■ PROBLEM TO SOLVE:
Count each line below that has "syntax" anywhere in it. Answer with the total alone.

+ + + +

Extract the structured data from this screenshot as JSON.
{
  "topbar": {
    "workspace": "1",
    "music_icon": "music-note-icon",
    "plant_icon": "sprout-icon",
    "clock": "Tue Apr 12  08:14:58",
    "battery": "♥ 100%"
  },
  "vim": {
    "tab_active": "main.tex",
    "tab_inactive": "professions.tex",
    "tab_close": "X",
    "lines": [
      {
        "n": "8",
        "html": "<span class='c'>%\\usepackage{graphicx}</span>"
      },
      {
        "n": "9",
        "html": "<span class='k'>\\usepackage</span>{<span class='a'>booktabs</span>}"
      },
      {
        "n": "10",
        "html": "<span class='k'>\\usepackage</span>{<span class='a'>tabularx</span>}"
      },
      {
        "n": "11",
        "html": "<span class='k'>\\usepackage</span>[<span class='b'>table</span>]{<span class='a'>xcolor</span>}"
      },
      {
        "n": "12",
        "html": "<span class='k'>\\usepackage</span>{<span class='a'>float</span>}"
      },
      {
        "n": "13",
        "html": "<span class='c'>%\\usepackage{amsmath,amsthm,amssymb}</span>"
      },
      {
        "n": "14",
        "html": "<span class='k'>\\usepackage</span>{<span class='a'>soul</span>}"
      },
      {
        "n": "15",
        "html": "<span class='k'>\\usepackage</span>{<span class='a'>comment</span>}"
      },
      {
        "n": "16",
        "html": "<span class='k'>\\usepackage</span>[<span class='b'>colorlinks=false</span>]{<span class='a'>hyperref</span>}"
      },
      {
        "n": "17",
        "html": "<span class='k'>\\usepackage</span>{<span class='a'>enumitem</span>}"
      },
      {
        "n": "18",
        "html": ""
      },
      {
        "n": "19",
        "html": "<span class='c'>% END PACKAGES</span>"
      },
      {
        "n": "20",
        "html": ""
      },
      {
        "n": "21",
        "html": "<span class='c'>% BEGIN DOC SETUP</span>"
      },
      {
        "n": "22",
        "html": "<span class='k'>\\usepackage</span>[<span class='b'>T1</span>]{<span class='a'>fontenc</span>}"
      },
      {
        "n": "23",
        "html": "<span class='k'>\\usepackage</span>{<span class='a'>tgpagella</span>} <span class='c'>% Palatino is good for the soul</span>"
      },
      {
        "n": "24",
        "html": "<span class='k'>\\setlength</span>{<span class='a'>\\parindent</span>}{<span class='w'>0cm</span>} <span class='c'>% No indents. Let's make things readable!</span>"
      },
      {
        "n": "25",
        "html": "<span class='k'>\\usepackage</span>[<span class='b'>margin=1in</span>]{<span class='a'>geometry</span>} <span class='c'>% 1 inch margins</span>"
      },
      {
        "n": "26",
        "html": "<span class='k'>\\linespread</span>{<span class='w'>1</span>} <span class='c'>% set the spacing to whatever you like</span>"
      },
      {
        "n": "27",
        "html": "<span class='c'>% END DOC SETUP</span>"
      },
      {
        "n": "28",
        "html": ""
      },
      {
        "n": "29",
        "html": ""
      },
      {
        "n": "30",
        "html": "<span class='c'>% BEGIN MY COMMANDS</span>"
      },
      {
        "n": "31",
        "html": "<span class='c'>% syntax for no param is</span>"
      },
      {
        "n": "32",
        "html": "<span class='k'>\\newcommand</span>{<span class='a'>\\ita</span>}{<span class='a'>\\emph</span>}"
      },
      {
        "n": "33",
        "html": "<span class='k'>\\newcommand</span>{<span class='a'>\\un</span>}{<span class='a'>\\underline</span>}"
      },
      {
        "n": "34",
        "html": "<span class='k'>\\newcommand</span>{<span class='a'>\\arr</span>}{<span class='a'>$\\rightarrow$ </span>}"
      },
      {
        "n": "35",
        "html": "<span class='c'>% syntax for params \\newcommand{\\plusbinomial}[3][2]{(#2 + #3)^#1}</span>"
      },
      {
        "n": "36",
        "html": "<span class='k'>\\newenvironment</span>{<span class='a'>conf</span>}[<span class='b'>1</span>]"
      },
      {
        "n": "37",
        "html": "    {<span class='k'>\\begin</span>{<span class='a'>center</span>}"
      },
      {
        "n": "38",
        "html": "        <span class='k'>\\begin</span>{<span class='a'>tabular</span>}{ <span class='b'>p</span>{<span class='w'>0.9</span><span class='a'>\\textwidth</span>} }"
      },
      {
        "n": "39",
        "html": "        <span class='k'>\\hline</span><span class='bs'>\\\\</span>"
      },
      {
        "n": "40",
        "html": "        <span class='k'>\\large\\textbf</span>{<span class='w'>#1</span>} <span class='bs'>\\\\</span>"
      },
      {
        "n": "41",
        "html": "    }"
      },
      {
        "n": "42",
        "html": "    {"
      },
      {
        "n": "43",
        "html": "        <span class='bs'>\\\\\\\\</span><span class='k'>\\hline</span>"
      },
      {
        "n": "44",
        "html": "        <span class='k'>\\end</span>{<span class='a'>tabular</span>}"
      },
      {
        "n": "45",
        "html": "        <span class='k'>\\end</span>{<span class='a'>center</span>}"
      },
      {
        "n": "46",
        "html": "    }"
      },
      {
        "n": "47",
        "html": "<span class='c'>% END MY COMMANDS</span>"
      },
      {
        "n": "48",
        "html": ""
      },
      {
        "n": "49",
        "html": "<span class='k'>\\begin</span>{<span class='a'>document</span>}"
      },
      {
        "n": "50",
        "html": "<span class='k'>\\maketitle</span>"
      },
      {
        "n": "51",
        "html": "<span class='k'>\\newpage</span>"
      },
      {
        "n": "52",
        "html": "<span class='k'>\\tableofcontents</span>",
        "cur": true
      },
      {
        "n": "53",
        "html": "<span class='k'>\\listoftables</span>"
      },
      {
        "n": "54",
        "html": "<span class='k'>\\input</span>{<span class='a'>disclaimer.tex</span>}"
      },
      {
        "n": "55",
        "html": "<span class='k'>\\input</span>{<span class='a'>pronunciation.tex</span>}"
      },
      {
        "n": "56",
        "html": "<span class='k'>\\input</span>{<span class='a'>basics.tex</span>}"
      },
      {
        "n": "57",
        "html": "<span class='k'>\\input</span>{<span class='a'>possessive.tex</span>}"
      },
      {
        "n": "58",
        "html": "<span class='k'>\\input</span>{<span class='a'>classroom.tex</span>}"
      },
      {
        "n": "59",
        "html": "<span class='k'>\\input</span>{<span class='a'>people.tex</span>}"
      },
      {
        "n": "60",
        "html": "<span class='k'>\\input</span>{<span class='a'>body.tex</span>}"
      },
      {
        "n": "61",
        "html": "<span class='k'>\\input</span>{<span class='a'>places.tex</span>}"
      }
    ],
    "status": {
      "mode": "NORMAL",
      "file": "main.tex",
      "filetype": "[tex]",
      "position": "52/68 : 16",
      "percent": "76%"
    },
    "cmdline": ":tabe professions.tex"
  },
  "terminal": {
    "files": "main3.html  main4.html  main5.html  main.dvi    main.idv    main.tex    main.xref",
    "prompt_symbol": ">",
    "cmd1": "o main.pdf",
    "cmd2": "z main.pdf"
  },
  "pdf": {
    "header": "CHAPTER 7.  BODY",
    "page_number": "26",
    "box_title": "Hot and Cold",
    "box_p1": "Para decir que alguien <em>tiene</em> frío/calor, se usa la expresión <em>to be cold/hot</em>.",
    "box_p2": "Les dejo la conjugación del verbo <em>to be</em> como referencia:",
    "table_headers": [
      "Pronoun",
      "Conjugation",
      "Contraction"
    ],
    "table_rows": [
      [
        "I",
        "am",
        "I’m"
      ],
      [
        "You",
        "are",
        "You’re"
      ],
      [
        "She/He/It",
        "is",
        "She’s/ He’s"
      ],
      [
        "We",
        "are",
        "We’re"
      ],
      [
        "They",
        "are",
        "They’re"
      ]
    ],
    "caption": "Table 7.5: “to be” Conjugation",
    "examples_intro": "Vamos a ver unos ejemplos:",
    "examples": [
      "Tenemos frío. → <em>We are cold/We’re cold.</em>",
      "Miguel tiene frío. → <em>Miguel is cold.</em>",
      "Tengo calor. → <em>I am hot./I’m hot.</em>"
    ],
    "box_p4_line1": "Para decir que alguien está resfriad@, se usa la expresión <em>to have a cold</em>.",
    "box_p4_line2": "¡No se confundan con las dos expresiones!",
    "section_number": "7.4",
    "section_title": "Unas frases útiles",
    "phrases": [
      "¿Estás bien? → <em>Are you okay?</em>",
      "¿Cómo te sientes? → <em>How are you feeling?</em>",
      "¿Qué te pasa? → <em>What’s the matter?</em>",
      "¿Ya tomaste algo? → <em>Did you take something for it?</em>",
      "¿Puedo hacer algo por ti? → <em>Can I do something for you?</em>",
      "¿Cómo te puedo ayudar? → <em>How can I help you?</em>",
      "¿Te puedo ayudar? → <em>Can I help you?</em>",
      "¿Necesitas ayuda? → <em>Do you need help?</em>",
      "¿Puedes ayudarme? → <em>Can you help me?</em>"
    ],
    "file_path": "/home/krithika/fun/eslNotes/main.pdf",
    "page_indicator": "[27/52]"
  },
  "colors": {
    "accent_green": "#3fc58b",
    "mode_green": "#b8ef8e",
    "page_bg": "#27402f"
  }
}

+ + + +

■ COMPLETE OUTPUT:
2